Beginning at the line that contains "Parse this screenshot: output" and ending at the last line of the entries, write out each line exactly; include nothing outside that span.

=== DATA SECTION ===
§ §

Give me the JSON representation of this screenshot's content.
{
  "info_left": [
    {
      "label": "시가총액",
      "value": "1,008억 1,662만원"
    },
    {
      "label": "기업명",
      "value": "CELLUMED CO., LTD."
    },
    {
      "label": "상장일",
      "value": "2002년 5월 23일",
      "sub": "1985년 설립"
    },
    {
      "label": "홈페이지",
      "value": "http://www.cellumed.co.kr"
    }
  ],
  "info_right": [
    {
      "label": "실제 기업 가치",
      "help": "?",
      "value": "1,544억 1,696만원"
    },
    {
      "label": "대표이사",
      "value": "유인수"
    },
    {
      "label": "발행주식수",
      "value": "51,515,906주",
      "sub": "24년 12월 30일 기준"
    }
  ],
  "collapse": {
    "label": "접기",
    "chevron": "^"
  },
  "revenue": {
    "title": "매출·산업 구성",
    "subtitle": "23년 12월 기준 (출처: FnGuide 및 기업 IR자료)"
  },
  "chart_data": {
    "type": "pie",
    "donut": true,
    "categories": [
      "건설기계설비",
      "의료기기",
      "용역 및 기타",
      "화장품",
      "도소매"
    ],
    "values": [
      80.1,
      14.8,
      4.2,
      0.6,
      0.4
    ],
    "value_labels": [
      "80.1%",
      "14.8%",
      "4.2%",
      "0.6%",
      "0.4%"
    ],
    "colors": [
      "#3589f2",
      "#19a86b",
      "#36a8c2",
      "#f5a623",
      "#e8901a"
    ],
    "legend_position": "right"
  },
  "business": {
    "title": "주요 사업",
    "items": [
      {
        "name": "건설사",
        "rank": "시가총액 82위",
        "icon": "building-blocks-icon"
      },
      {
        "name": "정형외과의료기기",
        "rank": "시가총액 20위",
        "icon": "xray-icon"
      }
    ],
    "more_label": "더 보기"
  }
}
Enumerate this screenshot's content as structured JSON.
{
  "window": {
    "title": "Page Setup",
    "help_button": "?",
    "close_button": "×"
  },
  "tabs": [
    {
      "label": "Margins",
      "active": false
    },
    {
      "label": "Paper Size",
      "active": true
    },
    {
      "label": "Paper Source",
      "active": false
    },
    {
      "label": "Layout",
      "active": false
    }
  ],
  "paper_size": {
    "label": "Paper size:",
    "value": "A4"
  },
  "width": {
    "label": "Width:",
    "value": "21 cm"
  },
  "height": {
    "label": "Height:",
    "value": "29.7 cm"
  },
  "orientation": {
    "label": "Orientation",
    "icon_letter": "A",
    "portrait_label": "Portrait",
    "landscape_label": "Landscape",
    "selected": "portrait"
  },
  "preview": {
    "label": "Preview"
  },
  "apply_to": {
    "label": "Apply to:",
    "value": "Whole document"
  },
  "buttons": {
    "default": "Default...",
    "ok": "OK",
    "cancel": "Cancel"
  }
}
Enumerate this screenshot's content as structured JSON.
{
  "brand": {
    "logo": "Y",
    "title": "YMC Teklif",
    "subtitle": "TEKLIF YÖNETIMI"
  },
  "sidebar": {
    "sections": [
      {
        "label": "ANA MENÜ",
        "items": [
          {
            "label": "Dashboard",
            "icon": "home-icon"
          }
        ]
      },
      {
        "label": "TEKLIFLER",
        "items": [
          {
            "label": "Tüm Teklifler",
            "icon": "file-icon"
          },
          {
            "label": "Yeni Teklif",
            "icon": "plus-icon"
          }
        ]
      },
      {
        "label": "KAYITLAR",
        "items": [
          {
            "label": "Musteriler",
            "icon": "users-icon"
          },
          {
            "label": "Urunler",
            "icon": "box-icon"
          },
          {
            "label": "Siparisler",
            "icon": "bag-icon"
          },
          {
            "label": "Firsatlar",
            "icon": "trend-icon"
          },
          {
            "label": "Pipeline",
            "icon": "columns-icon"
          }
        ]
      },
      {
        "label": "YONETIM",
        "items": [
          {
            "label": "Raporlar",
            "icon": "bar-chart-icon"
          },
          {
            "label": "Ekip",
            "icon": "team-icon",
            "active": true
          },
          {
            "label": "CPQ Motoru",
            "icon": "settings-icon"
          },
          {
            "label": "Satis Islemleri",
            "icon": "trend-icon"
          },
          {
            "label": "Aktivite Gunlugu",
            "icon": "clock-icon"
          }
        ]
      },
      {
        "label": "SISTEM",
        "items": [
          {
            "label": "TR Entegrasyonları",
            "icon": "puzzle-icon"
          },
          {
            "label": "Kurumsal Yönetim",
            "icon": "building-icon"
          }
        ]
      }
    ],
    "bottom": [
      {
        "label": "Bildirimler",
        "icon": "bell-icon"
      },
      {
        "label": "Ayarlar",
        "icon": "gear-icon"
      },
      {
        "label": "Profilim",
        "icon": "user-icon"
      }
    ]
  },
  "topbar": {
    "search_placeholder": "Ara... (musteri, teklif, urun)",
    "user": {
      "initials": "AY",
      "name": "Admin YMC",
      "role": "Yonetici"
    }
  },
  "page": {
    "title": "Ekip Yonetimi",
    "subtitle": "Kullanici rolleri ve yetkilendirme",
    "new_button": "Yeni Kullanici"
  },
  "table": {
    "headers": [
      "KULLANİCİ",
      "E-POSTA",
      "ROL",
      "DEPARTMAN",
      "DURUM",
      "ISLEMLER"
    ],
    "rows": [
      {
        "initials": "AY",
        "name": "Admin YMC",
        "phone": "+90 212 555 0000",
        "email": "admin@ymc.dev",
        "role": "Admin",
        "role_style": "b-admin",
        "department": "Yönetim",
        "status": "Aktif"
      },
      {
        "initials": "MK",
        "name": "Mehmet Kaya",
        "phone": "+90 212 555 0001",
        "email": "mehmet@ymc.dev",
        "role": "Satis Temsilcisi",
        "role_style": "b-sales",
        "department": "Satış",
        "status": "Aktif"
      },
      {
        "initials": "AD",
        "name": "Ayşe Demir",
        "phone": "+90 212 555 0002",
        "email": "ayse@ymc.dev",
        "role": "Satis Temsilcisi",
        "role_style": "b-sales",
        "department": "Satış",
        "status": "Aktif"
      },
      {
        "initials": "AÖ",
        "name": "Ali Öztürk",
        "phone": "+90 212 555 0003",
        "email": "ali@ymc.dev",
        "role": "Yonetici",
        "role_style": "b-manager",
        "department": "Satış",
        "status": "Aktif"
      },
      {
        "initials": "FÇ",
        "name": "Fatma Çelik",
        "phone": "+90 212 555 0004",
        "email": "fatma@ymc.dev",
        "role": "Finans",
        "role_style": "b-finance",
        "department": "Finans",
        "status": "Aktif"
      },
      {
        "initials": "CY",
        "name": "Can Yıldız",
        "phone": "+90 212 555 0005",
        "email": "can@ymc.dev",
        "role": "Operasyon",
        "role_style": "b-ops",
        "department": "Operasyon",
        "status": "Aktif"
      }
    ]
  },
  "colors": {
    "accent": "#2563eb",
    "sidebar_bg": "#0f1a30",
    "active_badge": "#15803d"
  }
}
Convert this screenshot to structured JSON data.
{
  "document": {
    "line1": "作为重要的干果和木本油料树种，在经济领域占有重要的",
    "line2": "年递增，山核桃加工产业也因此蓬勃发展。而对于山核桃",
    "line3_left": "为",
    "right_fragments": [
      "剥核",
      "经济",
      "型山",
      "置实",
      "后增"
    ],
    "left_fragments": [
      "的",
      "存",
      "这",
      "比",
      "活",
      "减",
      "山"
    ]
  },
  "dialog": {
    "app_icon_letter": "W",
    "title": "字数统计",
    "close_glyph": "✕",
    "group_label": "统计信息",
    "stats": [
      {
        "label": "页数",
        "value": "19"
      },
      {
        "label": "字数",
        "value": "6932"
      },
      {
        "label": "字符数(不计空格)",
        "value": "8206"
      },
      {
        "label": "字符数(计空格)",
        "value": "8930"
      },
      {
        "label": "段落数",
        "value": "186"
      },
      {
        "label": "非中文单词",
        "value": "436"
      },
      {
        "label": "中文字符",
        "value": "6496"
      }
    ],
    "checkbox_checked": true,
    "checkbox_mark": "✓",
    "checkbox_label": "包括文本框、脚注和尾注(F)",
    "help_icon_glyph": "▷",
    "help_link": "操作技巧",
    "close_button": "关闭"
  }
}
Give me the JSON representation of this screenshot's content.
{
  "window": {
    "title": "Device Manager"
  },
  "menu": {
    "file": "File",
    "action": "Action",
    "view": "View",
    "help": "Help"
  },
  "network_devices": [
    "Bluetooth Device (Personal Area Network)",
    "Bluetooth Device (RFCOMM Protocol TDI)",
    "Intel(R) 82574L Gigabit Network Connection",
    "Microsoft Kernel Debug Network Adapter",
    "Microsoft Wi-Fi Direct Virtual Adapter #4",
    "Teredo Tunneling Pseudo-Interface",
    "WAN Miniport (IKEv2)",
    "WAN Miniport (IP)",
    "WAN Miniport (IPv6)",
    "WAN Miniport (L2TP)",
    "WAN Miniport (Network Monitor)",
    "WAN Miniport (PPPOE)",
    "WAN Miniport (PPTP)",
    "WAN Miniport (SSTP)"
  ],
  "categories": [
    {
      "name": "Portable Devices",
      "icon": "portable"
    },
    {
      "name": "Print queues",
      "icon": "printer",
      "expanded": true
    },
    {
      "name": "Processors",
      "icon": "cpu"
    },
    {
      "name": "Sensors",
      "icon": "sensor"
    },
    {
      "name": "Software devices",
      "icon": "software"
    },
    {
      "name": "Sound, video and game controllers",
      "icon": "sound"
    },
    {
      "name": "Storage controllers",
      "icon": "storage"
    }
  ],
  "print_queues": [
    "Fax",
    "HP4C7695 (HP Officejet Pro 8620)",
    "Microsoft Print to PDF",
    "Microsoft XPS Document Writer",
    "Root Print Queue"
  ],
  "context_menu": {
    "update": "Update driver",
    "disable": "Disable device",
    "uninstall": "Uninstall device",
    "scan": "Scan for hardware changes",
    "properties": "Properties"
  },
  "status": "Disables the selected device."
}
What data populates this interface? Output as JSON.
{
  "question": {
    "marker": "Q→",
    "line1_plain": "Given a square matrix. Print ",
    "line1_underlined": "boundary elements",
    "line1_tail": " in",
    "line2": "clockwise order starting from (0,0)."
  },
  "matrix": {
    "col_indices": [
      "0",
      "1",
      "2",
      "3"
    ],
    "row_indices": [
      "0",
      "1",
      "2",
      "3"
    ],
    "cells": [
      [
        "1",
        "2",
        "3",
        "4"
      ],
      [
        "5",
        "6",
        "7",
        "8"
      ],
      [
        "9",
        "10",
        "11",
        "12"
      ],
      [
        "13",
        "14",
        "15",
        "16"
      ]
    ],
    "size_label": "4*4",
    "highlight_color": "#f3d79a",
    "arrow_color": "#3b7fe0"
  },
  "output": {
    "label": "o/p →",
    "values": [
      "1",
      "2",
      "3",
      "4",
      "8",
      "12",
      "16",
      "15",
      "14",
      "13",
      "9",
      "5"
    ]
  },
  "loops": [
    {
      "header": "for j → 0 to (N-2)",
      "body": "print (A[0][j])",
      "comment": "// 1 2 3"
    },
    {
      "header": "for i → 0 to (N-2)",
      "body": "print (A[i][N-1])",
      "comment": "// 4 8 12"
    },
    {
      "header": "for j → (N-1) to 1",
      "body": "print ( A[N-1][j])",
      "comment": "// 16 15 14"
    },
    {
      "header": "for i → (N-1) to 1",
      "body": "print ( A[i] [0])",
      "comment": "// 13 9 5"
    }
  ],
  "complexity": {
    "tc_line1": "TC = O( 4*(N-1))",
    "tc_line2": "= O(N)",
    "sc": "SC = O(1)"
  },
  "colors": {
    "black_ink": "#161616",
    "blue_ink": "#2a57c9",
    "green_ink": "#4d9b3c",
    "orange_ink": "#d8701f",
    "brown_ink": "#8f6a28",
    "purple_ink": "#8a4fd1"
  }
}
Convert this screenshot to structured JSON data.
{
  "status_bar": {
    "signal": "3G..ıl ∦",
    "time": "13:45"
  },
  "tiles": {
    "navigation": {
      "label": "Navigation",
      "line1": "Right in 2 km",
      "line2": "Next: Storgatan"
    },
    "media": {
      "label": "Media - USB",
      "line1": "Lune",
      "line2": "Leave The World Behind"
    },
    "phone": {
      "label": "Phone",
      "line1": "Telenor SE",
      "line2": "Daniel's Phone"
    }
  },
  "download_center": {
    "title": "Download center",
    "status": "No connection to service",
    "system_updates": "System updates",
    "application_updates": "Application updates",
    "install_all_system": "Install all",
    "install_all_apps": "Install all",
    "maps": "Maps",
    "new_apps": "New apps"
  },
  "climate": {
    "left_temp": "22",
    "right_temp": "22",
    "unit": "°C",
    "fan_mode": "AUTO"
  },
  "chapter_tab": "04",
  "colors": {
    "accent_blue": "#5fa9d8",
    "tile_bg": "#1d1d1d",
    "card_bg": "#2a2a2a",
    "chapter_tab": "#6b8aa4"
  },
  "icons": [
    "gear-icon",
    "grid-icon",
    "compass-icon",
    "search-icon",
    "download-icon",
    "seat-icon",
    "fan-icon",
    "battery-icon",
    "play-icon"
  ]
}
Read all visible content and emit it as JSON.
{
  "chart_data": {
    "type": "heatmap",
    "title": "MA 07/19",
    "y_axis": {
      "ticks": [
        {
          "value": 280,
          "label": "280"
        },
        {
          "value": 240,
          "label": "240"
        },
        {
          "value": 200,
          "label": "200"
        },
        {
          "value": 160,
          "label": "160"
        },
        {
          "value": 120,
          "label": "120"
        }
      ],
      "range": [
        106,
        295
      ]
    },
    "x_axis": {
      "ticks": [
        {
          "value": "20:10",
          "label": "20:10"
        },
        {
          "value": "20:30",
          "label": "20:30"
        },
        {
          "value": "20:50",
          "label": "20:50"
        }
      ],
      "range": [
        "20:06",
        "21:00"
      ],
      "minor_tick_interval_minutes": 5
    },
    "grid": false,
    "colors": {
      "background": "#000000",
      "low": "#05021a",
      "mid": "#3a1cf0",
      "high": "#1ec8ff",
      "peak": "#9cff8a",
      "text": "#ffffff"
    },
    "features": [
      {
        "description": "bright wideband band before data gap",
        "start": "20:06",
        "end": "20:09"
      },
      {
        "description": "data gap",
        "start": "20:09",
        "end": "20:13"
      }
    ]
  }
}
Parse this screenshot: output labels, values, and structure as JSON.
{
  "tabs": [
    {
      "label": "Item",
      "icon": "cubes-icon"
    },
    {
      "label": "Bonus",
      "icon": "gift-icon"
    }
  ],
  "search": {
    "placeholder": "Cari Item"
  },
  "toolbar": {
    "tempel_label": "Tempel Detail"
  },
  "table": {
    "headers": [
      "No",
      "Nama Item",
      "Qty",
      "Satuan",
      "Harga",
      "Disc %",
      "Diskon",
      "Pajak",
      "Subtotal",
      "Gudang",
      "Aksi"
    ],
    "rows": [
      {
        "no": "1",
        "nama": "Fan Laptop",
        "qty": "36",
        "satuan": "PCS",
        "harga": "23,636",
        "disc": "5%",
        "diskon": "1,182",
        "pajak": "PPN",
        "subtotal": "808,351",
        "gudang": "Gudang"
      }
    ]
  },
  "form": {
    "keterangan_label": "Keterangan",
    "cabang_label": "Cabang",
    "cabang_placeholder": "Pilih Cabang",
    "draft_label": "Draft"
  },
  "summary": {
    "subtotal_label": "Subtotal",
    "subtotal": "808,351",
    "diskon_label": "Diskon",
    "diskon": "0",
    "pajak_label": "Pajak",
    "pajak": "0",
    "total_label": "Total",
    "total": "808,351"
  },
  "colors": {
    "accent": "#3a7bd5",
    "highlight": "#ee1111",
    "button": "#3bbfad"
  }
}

§ §

=== OUTPUT FOR THIS EXERCISE ===
Parse this screenshot: output labels, values, and structure as JSON.
{
  "tabs": [
    {
      "label": "Item",
      "icon": "cubes-icon"
    },
    {
      "label": "Bonus",
      "icon": "gift-icon"
    }
  ],
  "search": {
    "placeholder": "Cari Item"
  },
  "toolbar": {
    "tempel_label": "Tempel Detail"
  },
  "table": {
    "headers": [
      "No",
      "Nama Item",
      "Qty",
      "Satuan",
      "Harga",
      "Disc %",
      "Diskon",
      "Pajak",
      "Subtotal",
      "Gudang",
      "Aksi"
    ],
    "rows": [
      {
        "no": "1",
        "nama": "Fan Laptop",
        "qty": "36",
        "satuan": "PCS",
        "harga": "23,636",
        "disc": "5%",
        "diskon": "1,182",
        "pajak": "PPN",
        "subtotal": "808,351",
        "gudang": "Gudang"
      }
    ]
  },
  "form": {
    "keterangan_label": "Keterangan",
    "cabang_label": "Cabang",
    "cabang_placeholder": "Pilih Cabang",
    "draft_label": "Draft"
  },
  "summary": {
    "subtotal_label": "Subtotal",
    "subtotal": "808,351",
    "diskon_label": "Diskon",
    "diskon": "0",
    "pajak_label": "Pajak",
    "pajak": "0",
    "total_label": "Total",
    "total": "808,351"
  },
  "colors": {
    "accent": "#3a7bd5",
    "highlight": "#ee1111",
    "button": "#3bbfad"
  }
}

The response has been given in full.